Gather all lines with "welchen" from the records.
───── DATA EXTRACT
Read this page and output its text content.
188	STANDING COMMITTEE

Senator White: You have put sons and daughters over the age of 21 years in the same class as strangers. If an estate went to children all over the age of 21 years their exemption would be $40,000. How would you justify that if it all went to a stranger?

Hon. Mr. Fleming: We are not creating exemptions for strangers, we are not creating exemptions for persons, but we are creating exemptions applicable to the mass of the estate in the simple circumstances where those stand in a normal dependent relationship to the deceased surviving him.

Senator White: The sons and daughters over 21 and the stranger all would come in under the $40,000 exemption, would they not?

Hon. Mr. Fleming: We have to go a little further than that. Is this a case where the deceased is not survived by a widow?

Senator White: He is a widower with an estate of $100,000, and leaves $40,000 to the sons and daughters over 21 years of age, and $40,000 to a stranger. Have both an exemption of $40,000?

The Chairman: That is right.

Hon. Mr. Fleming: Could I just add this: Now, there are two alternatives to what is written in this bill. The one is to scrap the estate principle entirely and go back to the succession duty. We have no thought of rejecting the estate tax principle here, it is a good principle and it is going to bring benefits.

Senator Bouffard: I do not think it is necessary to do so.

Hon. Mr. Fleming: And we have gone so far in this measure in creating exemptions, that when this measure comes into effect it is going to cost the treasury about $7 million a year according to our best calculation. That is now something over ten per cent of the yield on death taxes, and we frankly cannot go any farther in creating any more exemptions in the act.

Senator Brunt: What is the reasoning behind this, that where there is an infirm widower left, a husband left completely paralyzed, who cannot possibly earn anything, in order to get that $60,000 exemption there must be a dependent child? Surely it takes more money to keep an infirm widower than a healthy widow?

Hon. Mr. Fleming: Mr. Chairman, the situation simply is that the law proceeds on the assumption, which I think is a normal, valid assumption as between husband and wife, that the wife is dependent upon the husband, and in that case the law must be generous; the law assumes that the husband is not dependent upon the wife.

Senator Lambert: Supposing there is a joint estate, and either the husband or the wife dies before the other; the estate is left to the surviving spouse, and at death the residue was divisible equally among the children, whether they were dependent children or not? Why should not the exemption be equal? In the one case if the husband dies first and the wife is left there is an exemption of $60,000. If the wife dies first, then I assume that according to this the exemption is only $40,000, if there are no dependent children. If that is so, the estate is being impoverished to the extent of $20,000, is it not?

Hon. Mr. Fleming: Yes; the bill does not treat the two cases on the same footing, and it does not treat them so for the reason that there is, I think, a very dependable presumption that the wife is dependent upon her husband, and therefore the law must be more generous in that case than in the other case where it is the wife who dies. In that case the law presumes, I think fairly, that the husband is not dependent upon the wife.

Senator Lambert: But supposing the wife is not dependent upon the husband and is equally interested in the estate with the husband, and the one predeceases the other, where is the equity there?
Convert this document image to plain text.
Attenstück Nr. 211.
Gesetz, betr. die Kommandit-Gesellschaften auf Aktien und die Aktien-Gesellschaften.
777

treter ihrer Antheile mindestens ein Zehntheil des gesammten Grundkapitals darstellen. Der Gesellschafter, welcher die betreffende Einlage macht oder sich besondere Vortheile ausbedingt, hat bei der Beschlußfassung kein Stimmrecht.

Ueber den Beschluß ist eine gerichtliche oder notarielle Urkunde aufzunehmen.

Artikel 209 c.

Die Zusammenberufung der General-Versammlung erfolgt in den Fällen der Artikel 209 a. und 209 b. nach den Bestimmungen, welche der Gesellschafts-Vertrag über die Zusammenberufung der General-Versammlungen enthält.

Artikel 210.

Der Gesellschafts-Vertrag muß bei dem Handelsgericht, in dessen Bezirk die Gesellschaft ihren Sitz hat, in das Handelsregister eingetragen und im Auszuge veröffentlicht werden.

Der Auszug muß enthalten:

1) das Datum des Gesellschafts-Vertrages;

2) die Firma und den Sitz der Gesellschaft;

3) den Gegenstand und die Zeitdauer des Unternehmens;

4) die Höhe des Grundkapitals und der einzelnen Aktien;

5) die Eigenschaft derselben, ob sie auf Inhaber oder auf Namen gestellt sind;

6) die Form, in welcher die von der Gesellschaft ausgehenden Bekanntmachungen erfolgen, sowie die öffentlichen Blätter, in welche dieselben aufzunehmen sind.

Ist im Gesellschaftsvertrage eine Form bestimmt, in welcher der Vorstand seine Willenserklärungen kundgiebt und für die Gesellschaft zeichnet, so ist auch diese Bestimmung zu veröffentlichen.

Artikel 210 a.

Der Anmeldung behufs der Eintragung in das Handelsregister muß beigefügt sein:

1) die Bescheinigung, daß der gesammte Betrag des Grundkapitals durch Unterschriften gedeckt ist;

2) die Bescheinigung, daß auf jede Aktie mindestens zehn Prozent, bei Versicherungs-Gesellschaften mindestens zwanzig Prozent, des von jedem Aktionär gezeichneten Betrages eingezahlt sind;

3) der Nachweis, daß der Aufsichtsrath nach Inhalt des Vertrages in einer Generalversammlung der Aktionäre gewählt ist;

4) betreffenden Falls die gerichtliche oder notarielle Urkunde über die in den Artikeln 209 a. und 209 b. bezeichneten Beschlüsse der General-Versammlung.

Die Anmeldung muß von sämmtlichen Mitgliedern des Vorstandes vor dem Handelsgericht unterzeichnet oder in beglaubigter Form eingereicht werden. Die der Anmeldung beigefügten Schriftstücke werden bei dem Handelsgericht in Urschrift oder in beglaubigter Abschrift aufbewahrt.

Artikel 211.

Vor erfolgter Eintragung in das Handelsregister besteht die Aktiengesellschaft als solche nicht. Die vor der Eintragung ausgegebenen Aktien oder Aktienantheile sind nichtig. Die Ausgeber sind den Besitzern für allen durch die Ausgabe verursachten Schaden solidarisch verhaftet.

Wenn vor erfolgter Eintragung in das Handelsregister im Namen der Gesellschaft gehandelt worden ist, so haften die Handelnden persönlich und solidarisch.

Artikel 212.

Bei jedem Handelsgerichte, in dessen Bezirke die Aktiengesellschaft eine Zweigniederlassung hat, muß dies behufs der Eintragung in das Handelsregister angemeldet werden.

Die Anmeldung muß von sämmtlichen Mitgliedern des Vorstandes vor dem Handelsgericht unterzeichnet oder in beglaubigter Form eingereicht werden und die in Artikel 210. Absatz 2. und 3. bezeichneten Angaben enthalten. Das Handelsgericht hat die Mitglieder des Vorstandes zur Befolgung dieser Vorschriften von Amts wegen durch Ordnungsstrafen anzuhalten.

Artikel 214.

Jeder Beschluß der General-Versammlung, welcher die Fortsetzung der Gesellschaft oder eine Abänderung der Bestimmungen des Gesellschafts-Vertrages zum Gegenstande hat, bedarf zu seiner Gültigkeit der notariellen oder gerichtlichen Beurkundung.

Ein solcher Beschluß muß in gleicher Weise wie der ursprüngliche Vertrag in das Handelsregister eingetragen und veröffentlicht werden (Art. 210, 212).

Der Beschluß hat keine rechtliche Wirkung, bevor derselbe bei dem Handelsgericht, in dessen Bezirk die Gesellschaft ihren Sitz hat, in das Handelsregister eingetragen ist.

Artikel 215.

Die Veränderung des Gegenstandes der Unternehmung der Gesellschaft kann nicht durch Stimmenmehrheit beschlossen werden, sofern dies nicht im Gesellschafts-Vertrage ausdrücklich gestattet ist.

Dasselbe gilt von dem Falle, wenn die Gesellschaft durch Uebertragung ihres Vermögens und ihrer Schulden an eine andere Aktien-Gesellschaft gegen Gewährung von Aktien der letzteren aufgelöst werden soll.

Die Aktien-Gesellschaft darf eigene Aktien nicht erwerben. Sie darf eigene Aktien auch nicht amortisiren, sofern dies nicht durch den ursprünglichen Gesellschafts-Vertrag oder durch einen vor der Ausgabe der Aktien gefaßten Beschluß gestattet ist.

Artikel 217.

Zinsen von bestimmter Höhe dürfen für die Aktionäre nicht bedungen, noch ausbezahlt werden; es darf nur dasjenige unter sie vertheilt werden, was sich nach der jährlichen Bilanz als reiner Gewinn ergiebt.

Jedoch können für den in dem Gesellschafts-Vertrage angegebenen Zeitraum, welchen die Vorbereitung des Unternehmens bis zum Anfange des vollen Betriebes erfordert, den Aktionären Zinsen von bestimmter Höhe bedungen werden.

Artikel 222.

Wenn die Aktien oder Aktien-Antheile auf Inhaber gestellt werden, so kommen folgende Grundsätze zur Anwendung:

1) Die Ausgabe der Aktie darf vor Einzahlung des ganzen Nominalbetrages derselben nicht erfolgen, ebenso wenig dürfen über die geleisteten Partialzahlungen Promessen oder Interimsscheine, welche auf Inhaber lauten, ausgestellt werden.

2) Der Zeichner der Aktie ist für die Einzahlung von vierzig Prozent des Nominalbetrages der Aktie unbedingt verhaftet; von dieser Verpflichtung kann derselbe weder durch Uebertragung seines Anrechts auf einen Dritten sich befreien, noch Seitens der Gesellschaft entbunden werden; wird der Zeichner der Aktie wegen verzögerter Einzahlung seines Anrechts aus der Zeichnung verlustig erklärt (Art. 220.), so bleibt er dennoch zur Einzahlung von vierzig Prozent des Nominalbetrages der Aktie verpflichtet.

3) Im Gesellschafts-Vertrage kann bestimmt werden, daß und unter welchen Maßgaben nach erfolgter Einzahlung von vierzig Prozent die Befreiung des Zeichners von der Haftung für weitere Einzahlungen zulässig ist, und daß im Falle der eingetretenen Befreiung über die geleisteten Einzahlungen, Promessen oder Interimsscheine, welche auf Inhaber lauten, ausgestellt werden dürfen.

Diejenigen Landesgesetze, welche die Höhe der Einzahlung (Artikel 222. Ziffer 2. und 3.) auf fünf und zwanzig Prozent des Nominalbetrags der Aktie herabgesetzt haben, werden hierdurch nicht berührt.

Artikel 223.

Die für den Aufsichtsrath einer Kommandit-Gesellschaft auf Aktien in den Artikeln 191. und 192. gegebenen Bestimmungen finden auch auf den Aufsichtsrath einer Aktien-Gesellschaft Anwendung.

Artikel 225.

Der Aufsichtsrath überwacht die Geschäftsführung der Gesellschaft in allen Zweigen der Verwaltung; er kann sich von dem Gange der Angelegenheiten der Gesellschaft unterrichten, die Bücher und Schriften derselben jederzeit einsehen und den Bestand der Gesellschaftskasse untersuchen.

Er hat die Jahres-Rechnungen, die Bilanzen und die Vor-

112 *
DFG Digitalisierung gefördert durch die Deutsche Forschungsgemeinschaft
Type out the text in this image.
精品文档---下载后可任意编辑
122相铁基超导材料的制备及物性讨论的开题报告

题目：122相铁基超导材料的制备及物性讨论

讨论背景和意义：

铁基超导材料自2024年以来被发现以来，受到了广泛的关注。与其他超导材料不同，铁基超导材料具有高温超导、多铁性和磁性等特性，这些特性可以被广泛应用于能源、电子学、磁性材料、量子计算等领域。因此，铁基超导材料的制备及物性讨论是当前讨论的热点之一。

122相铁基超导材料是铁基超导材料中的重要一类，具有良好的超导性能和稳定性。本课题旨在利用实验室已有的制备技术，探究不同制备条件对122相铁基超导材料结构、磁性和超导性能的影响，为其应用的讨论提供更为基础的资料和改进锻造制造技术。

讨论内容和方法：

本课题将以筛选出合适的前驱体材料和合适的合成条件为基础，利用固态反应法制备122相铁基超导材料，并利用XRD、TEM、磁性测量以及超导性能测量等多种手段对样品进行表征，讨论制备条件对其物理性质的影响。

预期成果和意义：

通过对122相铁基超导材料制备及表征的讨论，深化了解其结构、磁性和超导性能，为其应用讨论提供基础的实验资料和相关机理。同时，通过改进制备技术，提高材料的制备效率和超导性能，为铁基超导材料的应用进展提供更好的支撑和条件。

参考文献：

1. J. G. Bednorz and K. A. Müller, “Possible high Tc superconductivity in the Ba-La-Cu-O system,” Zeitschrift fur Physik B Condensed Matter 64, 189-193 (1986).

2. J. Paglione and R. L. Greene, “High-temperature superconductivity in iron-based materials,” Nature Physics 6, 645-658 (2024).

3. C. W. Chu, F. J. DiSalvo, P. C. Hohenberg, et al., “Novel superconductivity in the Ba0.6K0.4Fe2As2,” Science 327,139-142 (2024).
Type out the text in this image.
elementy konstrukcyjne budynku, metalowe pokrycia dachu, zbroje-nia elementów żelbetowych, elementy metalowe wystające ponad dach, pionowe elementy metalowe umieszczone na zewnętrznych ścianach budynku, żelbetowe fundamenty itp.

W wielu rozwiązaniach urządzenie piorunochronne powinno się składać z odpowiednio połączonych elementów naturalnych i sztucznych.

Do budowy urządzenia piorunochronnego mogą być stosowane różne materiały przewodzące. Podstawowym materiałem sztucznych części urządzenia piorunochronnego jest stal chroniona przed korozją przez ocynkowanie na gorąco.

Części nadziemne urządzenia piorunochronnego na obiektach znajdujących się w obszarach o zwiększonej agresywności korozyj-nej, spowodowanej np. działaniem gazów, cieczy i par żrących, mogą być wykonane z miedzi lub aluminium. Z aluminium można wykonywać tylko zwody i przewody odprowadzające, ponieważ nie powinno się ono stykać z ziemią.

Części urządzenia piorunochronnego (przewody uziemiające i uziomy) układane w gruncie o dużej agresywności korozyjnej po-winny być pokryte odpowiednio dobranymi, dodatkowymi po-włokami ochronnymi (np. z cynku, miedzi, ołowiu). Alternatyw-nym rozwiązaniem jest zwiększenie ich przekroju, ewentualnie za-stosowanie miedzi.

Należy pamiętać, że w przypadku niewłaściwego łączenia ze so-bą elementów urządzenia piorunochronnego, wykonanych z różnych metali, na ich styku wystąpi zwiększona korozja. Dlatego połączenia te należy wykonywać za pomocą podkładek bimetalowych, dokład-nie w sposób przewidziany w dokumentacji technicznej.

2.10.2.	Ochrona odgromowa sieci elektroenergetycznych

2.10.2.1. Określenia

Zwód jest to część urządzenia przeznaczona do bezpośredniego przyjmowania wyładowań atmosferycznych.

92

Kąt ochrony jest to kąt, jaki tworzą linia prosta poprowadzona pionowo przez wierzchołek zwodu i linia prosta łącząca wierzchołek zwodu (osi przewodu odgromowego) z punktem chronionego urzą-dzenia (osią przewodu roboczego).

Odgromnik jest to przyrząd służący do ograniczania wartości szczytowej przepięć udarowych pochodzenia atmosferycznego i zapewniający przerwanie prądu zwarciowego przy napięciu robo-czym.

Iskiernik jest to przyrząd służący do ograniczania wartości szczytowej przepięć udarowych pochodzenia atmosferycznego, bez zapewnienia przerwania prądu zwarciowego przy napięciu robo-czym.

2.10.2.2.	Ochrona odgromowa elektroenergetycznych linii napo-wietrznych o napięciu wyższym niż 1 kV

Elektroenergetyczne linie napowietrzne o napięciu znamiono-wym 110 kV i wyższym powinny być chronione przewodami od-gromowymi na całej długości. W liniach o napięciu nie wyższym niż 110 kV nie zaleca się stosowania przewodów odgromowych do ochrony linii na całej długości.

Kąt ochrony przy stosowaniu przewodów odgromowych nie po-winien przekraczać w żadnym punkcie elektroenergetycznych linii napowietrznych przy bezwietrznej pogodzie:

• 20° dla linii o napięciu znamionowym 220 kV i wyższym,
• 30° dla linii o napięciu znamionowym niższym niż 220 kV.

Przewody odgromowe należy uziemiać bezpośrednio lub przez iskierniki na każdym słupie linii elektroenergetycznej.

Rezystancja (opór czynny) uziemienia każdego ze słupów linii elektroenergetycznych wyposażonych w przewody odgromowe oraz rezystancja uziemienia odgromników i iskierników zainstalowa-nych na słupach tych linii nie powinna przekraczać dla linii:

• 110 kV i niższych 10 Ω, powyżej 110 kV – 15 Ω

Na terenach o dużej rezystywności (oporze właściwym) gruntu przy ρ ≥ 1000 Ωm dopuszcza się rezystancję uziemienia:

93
──────────
* [RIGHT ANSWER]:
Jedoch können für den in dem Gesellschafts-Vertrage angegebenen Zeitraum, welchen die Vorbereitung des Unternehmens bis zum Anfange des vollen Betriebes erfordert, den Aktionären Zinsen von bestimmter Höhe bedungen werden.
3) Im Gesellschafts-Vertrage kann bestimmt werden, daß und unter welchen Maßgaben nach erfolgter Einzahlung von vierzig Prozent die Befreiung des Zeichners von der Haftung für weitere Einzahlungen zulässig ist, und daß im Falle der eingetretenen Befreiung über die geleisteten Einzahlungen, Promessen oder Interimsscheine, welche auf Inhaber lauten, ausgestellt werden dürfen.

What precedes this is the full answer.